● **Given exercise**: State how many lines of the material contain the string "page", with case taken into account. Give only the number.

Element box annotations
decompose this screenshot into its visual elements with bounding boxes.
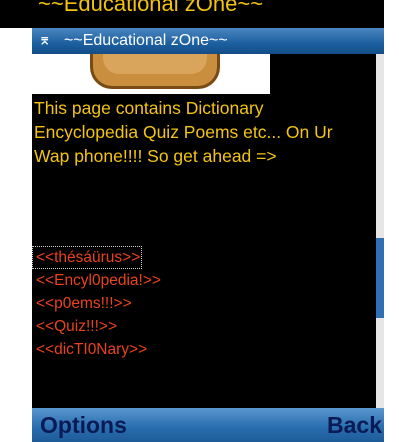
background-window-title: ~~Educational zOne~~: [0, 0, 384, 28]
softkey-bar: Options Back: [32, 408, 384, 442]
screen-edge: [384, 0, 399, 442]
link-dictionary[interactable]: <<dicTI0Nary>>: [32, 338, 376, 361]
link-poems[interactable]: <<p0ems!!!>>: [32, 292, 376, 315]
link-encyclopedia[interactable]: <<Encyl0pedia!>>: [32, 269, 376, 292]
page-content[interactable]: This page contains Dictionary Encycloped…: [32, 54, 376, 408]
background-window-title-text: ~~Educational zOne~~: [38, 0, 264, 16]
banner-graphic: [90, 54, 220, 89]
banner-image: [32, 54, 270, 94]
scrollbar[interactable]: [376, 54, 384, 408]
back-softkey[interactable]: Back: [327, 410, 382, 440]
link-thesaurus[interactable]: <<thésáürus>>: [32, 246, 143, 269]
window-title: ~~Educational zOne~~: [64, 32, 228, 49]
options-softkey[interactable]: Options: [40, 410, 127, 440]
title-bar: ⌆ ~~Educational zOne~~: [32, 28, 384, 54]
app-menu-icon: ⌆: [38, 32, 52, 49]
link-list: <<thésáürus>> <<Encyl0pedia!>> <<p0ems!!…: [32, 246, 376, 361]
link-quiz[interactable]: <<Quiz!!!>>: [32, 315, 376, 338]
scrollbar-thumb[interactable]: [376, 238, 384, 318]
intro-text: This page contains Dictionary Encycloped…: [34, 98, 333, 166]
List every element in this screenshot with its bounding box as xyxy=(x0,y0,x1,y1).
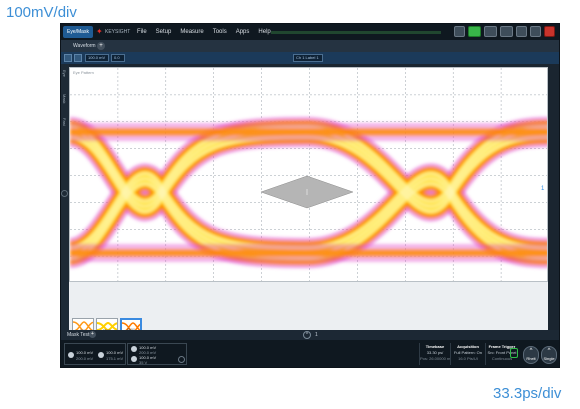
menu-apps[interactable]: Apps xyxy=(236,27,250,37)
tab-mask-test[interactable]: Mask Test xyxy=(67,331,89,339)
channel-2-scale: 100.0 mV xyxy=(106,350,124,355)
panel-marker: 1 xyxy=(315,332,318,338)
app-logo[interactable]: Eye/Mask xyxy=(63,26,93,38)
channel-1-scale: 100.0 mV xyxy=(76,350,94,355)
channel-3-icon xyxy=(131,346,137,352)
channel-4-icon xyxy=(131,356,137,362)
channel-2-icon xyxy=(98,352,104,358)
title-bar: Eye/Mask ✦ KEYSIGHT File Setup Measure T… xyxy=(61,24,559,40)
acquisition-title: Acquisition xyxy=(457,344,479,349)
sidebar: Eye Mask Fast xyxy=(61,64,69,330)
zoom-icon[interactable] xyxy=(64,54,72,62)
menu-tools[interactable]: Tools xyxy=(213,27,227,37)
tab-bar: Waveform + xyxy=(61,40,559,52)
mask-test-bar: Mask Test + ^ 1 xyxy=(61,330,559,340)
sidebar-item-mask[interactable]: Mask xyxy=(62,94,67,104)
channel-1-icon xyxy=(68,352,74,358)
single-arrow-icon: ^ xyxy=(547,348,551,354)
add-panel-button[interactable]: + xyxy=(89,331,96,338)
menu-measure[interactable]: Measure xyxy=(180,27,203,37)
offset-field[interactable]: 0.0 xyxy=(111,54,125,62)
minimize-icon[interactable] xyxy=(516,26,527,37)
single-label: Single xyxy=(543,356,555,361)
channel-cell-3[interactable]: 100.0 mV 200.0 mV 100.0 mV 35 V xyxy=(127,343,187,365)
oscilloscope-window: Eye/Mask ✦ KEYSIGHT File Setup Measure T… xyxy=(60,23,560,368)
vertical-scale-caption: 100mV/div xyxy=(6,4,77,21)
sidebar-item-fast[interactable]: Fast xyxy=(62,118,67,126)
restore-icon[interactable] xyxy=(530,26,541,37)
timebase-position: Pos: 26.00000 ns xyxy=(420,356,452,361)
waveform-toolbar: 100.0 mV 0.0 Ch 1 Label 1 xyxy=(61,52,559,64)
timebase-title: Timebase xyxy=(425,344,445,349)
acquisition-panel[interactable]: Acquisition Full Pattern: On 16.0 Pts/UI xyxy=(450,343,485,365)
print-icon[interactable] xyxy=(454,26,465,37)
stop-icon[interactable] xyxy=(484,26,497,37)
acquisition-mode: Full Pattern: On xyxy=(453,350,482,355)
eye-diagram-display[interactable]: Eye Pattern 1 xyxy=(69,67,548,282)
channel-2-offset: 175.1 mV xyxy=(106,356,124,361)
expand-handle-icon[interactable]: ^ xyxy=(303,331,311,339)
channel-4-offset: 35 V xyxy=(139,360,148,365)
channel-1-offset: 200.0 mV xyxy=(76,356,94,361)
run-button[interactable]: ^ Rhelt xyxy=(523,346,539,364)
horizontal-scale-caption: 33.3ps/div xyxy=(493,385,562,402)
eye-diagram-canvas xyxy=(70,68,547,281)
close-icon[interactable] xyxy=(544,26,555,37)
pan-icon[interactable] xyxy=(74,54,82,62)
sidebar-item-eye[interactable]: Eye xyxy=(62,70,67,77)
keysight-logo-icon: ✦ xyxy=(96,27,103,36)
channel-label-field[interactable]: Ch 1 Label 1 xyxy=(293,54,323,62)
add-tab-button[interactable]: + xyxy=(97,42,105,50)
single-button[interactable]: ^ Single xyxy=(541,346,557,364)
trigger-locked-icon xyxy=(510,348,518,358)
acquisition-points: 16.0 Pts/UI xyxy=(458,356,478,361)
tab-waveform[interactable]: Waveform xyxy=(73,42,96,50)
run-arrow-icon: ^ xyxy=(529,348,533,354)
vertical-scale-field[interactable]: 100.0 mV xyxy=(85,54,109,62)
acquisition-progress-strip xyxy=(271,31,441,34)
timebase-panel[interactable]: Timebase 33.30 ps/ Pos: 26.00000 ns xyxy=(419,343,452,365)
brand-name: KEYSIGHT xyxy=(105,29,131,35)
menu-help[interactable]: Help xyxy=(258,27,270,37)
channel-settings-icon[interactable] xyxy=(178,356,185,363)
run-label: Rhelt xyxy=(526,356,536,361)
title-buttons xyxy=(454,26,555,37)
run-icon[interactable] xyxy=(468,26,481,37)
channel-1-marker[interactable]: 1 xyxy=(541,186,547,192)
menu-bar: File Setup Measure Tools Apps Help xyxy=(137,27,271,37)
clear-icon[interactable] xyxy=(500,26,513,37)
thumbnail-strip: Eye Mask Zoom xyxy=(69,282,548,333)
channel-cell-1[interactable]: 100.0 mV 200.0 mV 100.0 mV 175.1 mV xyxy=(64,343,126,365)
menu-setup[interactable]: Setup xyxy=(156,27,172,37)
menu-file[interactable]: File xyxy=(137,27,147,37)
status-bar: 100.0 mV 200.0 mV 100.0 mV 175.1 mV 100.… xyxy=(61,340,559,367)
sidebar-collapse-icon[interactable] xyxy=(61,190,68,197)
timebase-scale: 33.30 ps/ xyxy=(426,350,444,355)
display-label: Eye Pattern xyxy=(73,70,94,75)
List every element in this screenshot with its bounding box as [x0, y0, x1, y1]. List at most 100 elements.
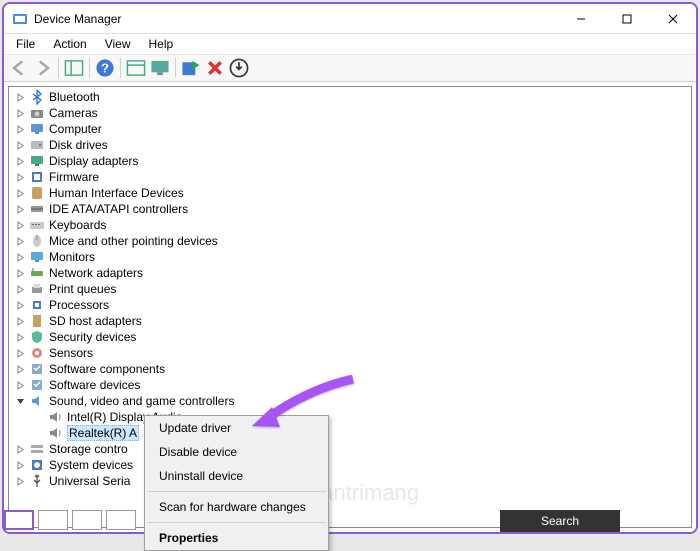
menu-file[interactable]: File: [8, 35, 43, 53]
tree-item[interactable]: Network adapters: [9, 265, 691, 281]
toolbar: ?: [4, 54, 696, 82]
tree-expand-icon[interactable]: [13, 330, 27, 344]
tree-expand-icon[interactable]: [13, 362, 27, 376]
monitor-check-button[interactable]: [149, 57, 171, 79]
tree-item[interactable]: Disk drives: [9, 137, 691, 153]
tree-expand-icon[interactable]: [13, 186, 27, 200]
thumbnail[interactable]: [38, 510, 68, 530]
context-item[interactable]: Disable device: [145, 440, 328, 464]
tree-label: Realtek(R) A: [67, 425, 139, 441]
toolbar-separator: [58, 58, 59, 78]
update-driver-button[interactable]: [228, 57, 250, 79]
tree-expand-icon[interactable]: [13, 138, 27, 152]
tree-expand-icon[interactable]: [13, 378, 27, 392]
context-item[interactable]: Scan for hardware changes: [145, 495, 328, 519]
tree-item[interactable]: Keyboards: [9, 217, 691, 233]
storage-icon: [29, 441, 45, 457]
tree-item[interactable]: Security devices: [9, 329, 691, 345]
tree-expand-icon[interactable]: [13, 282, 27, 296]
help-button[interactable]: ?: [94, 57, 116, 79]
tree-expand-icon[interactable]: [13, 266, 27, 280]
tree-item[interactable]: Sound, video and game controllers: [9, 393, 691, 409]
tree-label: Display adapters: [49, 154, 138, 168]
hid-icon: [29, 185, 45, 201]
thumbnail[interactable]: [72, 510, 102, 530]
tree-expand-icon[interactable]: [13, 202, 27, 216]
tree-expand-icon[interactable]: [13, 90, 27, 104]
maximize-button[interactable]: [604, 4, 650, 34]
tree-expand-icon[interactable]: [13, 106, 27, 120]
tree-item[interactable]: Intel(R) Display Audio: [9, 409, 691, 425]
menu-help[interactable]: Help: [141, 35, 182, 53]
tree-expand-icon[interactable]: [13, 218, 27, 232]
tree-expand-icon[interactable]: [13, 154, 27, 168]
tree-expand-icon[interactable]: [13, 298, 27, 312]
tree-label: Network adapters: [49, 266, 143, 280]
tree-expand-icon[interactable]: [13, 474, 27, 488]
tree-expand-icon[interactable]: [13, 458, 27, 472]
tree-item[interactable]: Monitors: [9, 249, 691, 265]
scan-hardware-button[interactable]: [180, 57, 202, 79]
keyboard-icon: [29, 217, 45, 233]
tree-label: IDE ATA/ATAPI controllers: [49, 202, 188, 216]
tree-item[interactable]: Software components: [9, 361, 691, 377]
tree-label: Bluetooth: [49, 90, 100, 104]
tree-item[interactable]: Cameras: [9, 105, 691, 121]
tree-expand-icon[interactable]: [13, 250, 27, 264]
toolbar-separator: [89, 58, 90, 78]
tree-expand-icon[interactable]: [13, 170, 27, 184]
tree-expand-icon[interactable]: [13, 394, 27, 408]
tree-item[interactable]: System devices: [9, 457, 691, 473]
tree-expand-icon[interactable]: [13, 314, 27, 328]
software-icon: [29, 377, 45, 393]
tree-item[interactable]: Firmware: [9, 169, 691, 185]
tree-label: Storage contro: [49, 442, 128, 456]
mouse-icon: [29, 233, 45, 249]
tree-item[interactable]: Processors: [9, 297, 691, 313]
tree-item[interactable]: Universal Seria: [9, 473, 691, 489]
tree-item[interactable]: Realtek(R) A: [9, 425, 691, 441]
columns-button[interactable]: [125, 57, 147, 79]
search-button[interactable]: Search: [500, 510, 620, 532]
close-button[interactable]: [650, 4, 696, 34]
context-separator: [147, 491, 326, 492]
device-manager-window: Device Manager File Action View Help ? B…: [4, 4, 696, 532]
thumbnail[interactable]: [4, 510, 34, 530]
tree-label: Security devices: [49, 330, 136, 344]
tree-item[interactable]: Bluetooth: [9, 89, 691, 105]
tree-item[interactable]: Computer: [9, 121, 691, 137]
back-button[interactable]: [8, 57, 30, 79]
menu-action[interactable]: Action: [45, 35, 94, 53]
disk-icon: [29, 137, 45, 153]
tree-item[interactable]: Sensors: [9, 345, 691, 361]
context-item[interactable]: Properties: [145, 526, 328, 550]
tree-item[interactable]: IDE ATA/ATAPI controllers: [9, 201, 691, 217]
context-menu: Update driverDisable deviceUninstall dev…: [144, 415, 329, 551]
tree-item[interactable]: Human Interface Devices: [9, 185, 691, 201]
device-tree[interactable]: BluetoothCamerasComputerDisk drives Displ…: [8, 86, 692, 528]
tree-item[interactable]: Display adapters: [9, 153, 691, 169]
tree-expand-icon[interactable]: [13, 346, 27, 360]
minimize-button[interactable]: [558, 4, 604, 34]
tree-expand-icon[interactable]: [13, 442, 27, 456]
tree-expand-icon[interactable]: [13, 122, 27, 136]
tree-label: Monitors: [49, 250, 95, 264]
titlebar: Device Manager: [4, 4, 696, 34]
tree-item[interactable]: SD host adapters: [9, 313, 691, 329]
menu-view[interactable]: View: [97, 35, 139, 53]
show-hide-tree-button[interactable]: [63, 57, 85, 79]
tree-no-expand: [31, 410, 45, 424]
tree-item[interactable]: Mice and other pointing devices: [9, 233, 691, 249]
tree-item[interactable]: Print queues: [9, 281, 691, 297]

● **Worked answer**: 2